§ SHORT EXERCISE
Repeat the entries that follow verbatim, without any of their pictures.

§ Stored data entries
^^^^

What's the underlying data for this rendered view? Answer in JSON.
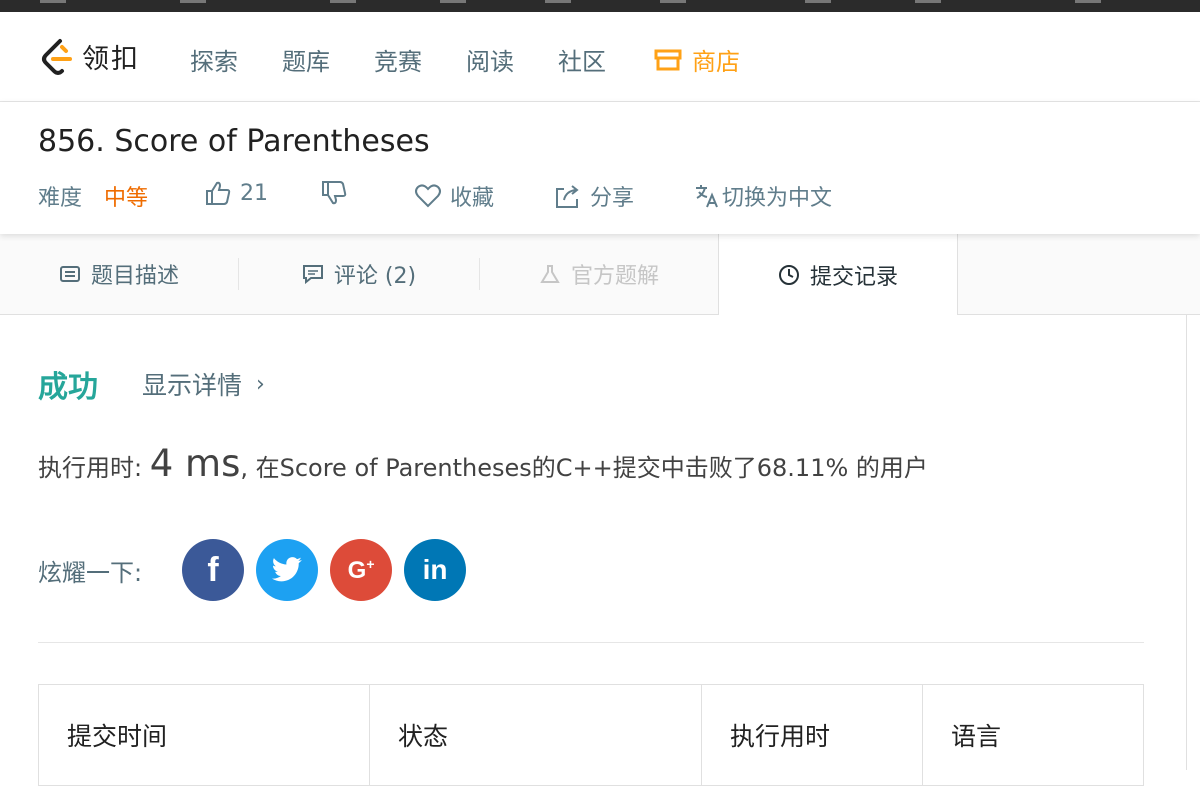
{
  "nav": {
    "logo_text": "领扣",
    "items": [
      "探索",
      "题库",
      "竞赛",
      "阅读",
      "社区"
    ],
    "store_label": "商店",
    "colors": {
      "store": "#ffa116",
      "logo_orange": "#ffa116"
    }
  },
  "problem": {
    "title": "856. Score of Parentheses",
    "difficulty_label": "难度",
    "difficulty_value": "中等",
    "likes": "21",
    "favorite_label": "收藏",
    "share_label": "分享",
    "translate_label": "切换为中文"
  },
  "tabs": [
    {
      "label": "题目描述",
      "icon": "description-icon",
      "state": "normal"
    },
    {
      "label": "评论 (2)",
      "icon": "comment-icon",
      "state": "normal"
    },
    {
      "label": "官方题解",
      "icon": "flask-icon",
      "state": "disabled"
    },
    {
      "label": "提交记录",
      "icon": "clock-icon",
      "state": "active"
    }
  ],
  "result": {
    "status": "成功",
    "details_label": "显示详情",
    "runtime_prefix": "执行用时: ",
    "runtime_value": "4 ms",
    "runtime_suffix": ", 在Score of Parentheses的C++提交中击败了68.11% 的用户",
    "share_label": "炫耀一下:",
    "social": [
      {
        "name": "facebook",
        "glyph": "f",
        "color": "#3b5998"
      },
      {
        "name": "twitter",
        "glyph": "twitter-bird-icon",
        "color": "#1da1f2"
      },
      {
        "name": "google-plus",
        "glyph": "G+",
        "color": "#dd4b39"
      },
      {
        "name": "linkedin",
        "glyph": "in",
        "color": "#0077b5"
      }
    ]
  },
  "table": {
    "headers": [
      "提交时间",
      "状态",
      "执行用时",
      "语言"
    ]
  }
}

^^^^

§ TASK OUTPUT
What's the underlying data for this rendered view? Answer in JSON.
{
  "nav": {
    "logo_text": "领扣",
    "items": [
      "探索",
      "题库",
      "竞赛",
      "阅读",
      "社区"
    ],
    "store_label": "商店",
    "colors": {
      "store": "#ffa116",
      "logo_orange": "#ffa116"
    }
  },
  "problem": {
    "title": "856. Score of Parentheses",
    "difficulty_label": "难度",
    "difficulty_value": "中等",
    "likes": "21",
    "favorite_label": "收藏",
    "share_label": "分享",
    "translate_label": "切换为中文"
  },
  "tabs": [
    {
      "label": "题目描述",
      "icon": "description-icon",
      "state": "normal"
    },
    {
      "label": "评论 (2)",
      "icon": "comment-icon",
      "state": "normal"
    },
    {
      "label": "官方题解",
      "icon": "flask-icon",
      "state": "disabled"
    },
    {
      "label": "提交记录",
      "icon": "clock-icon",
      "state": "active"
    }
  ],
  "result": {
    "status": "成功",
    "details_label": "显示详情",
    "runtime_prefix": "执行用时: ",
    "runtime_value": "4 ms",
    "runtime_suffix": ", 在Score of Parentheses的C++提交中击败了68.11% 的用户",
    "share_label": "炫耀一下:",
    "social": [
      {
        "name": "facebook",
        "glyph": "f",
        "color": "#3b5998"
      },
      {
        "name": "twitter",
        "glyph": "twitter-bird-icon",
        "color": "#1da1f2"
      },
      {
        "name": "google-plus",
        "glyph": "G+",
        "color": "#dd4b39"
      },
      {
        "name": "linkedin",
        "glyph": "in",
        "color": "#0077b5"
      }
    ]
  },
  "table": {
    "headers": [
      "提交时间",
      "状态",
      "执行用时",
      "语言"
    ]
  }
}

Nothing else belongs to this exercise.